- Direction:
Reproduce the records below exactly as they appear.

- Listed records:
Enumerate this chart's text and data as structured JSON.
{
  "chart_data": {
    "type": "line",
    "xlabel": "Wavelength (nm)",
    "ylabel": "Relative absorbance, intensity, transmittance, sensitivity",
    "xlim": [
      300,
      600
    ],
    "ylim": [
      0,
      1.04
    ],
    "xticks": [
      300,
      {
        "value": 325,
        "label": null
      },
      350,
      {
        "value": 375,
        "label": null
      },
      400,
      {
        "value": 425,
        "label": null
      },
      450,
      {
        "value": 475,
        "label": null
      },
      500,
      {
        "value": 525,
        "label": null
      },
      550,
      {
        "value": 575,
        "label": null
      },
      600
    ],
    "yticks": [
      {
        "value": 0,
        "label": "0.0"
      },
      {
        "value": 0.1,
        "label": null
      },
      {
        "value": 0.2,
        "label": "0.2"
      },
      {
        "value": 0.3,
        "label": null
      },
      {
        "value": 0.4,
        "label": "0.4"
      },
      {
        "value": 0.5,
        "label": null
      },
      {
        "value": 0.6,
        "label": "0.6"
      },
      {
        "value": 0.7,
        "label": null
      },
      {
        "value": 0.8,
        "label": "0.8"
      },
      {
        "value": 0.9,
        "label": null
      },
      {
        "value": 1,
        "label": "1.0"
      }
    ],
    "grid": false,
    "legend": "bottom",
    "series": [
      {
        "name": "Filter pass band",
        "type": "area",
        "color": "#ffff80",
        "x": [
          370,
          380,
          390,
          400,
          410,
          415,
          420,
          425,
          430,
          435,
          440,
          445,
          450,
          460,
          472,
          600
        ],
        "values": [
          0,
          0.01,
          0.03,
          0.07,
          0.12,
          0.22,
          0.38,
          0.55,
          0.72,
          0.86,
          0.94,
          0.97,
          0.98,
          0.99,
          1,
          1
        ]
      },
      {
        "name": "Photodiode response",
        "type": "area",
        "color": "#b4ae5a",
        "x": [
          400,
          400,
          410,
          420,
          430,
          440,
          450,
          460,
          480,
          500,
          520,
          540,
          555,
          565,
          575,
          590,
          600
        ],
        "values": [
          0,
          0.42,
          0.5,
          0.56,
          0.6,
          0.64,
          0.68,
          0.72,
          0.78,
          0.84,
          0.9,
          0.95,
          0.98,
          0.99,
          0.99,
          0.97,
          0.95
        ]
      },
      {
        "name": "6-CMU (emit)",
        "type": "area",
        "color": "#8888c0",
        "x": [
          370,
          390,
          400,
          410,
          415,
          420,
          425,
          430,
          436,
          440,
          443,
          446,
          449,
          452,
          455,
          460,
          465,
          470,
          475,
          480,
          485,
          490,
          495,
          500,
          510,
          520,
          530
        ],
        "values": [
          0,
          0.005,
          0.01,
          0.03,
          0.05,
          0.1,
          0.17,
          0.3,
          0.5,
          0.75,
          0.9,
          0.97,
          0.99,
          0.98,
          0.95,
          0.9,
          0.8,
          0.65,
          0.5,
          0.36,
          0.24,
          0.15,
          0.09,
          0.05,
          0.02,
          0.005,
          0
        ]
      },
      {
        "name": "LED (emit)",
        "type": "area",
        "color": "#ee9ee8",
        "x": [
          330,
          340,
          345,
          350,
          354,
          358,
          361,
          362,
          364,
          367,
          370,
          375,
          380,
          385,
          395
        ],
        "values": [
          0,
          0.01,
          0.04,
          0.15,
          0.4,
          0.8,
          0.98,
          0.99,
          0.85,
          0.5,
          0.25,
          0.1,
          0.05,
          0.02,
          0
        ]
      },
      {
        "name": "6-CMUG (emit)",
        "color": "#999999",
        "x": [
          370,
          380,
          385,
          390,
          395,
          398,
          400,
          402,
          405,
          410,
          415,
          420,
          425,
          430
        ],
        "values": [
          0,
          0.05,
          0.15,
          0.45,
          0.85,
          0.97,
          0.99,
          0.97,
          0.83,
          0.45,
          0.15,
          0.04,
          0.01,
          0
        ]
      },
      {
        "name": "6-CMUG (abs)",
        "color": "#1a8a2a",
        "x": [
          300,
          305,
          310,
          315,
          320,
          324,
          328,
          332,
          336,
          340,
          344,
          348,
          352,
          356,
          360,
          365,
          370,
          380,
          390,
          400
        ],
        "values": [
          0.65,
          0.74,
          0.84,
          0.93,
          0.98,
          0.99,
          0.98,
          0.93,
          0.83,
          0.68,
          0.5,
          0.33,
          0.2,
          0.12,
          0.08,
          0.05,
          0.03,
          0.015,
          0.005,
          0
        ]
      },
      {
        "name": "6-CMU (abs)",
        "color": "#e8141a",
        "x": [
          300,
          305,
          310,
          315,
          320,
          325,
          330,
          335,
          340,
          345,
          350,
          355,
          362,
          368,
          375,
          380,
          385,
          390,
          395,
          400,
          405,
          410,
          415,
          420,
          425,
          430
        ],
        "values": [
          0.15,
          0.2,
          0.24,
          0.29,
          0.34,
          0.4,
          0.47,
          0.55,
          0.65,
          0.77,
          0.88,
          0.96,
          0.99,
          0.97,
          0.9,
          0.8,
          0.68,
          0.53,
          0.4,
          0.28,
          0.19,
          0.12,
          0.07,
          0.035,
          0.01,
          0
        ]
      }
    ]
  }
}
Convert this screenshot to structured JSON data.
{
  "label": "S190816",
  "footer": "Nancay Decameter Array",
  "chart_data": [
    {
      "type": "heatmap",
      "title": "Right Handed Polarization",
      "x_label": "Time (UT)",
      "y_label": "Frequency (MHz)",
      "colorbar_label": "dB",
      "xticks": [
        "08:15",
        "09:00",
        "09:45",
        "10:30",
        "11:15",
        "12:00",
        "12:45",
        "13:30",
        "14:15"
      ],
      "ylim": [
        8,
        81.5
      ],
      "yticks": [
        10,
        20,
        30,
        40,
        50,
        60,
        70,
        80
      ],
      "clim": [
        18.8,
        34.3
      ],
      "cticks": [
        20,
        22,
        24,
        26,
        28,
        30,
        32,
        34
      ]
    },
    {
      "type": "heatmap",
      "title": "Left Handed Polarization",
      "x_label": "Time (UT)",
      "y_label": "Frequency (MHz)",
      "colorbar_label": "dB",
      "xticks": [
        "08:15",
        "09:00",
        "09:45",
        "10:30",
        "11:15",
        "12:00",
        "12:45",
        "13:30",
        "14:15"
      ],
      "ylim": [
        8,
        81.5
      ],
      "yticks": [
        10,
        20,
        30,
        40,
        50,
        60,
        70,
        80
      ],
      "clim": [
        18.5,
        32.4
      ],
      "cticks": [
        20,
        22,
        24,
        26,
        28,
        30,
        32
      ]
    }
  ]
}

- Answer to this exercise:
Enumerate this chart's text and data as structured JSON.
{
  "chart_data": {
    "type": "line",
    "xlabel": "Wavelength (nm)",
    "ylabel": "Relative absorbance, intensity, transmittance, sensitivity",
    "xlim": [
      300,
      600
    ],
    "ylim": [
      0,
      1.04
    ],
    "xticks": [
      300,
      {
        "value": 325,
        "label": null
      },
      350,
      {
        "value": 375,
        "label": null
      },
      400,
      {
        "value": 425,
        "label": null
      },
      450,
      {
        "value": 475,
        "label": null
      },
      500,
      {
        "value": 525,
        "label": null
      },
      550,
      {
        "value": 575,
        "label": null
      },
      600
    ],
    "yticks": [
      {
        "value": 0,
        "label": "0.0"
      },
      {
        "value": 0.1,
        "label": null
      },
      {
        "value": 0.2,
        "label": "0.2"
      },
      {
        "value": 0.3,
        "label": null
      },
      {
        "value": 0.4,
        "label": "0.4"
      },
      {
        "value": 0.5,
        "label": null
      },
      {
        "value": 0.6,
        "label": "0.6"
      },
      {
        "value": 0.7,
        "label": null
      },
      {
        "value": 0.8,
        "label": "0.8"
      },
      {
        "value": 0.9,
        "label": null
      },
      {
        "value": 1,
        "label": "1.0"
      }
    ],
    "grid": false,
    "legend": "bottom",
    "series": [
      {
        "name": "Filter pass band",
        "type": "area",
        "color": "#ffff80",
        "x": [
          370,
          380,
          390,
          400,
          410,
          415,
          420,
          425,
          430,
          435,
          440,
          445,
          450,
          460,
          472,
          600
        ],
        "values": [
          0,
          0.01,
          0.03,
          0.07,
          0.12,
          0.22,
          0.38,
          0.55,
          0.72,
          0.86,
          0.94,
          0.97,
          0.98,
          0.99,
          1,
          1
        ]
      },
      {
        "name": "Photodiode response",
        "type": "area",
        "color": "#b4ae5a",
        "x": [
          400,
          400,
          410,
          420,
          430,
          440,
          450,
          460,
          480,
          500,
          520,
          540,
          555,
          565,
          575,
          590,
          600
        ],
        "values": [
          0,
          0.42,
          0.5,
          0.56,
          0.6,
          0.64,
          0.68,
          0.72,
          0.78,
          0.84,
          0.9,
          0.95,
          0.98,
          0.99,
          0.99,
          0.97,
          0.95
        ]
      },
      {
        "name": "6-CMU (emit)",
        "type": "area",
        "color": "#8888c0",
        "x": [
          370,
          390,
          400,
          410,
          415,
          420,
          425,
          430,
          436,
          440,
          443,
          446,
          449,
          452,
          455,
          460,
          465,
          470,
          475,
          480,
          485,
          490,
          495,
          500,
          510,
          520,
          530
        ],
        "values": [
          0,
          0.005,
          0.01,
          0.03,
          0.05,
          0.1,
          0.17,
          0.3,
          0.5,
          0.75,
          0.9,
          0.97,
          0.99,
          0.98,
          0.95,
          0.9,
          0.8,
          0.65,
          0.5,
          0.36,
          0.24,
          0.15,
          0.09,
          0.05,
          0.02,
          0.005,
          0
        ]
      },
      {
        "name": "LED (emit)",
        "type": "area",
        "color": "#ee9ee8",
        "x": [
          330,
          340,
          345,
          350,
          354,
          358,
          361,
          362,
          364,
          367,
          370,
          375,
          380,
          385,
          395
        ],
        "values": [
          0,
          0.01,
          0.04,
          0.15,
          0.4,
          0.8,
          0.98,
          0.99,
          0.85,
          0.5,
          0.25,
          0.1,
          0.05,
          0.02,
          0
        ]
      },
      {
        "name": "6-CMUG (emit)",
        "color": "#999999",
        "x": [
          370,
          380,
          385,
          390,
          395,
          398,
          400,
          402,
          405,
          410,
          415,
          420,
          425,
          430
        ],
        "values": [
          0,
          0.05,
          0.15,
          0.45,
          0.85,
          0.97,
          0.99,
          0.97,
          0.83,
          0.45,
          0.15,
          0.04,
          0.01,
          0
        ]
      },
      {
        "name": "6-CMUG (abs)",
        "color": "#1a8a2a",
        "x": [
          300,
          305,
          310,
          315,
          320,
          324,
          328,
          332,
          336,
          340,
          344,
          348,
          352,
          356,
          360,
          365,
          370,
          380,
          390,
          400
        ],
        "values": [
          0.65,
          0.74,
          0.84,
          0.93,
          0.98,
          0.99,
          0.98,
          0.93,
          0.83,
          0.68,
          0.5,
          0.33,
          0.2,
          0.12,
          0.08,
          0.05,
          0.03,
          0.015,
          0.005,
          0
        ]
      },
      {
        "name": "6-CMU (abs)",
        "color": "#e8141a",
        "x": [
          300,
          305,
          310,
          315,
          320,
          325,
          330,
          335,
          340,
          345,
          350,
          355,
          362,
          368,
          375,
          380,
          385,
          390,
          395,
          400,
          405,
          410,
          415,
          420,
          425,
          430
        ],
        "values": [
          0.15,
          0.2,
          0.24,
          0.29,
          0.34,
          0.4,
          0.47,
          0.55,
          0.65,
          0.77,
          0.88,
          0.96,
          0.99,
          0.97,
          0.9,
          0.8,
          0.68,
          0.53,
          0.4,
          0.28,
          0.19,
          0.12,
          0.07,
          0.035,
          0.01,
          0
        ]
      }
    ]
  }
}
Convert this screenshot to structured JSON data.
{
  "label": "S190816",
  "footer": "Nancay Decameter Array",
  "chart_data": [
    {
      "type": "heatmap",
      "title": "Right Handed Polarization",
      "x_label": "Time (UT)",
      "y_label": "Frequency (MHz)",
      "colorbar_label": "dB",
      "xticks": [
        "08:15",
        "09:00",
        "09:45",
        "10:30",
        "11:15",
        "12:00",
        "12:45",
        "13:30",
        "14:15"
      ],
      "ylim": [
        8,
        81.5
      ],
      "yticks": [
        10,
        20,
        30,
        40,
        50,
        60,
        70,
        80
      ],
      "clim": [
        18.8,
        34.3
      ],
      "cticks": [
        20,
        22,
        24,
        26,
        28,
        30,
        32,
        34
      ]
    },
    {
      "type": "heatmap",
      "title": "Left Handed Polarization",
      "x_label": "Time (UT)",
      "y_label": "Frequency (MHz)",
      "colorbar_label": "dB",
      "xticks": [
        "08:15",
        "09:00",
        "09:45",
        "10:30",
        "11:15",
        "12:00",
        "12:45",
        "13:30",
        "14:15"
      ],
      "ylim": [
        8,
        81.5
      ],
      "yticks": [
        10,
        20,
        30,
        40,
        50,
        60,
        70,
        80
      ],
      "clim": [
        18.5,
        32.4
      ],
      "cticks": [
        20,
        22,
        24,
        26,
        28,
        30,
        32
      ]
    }
  ]
}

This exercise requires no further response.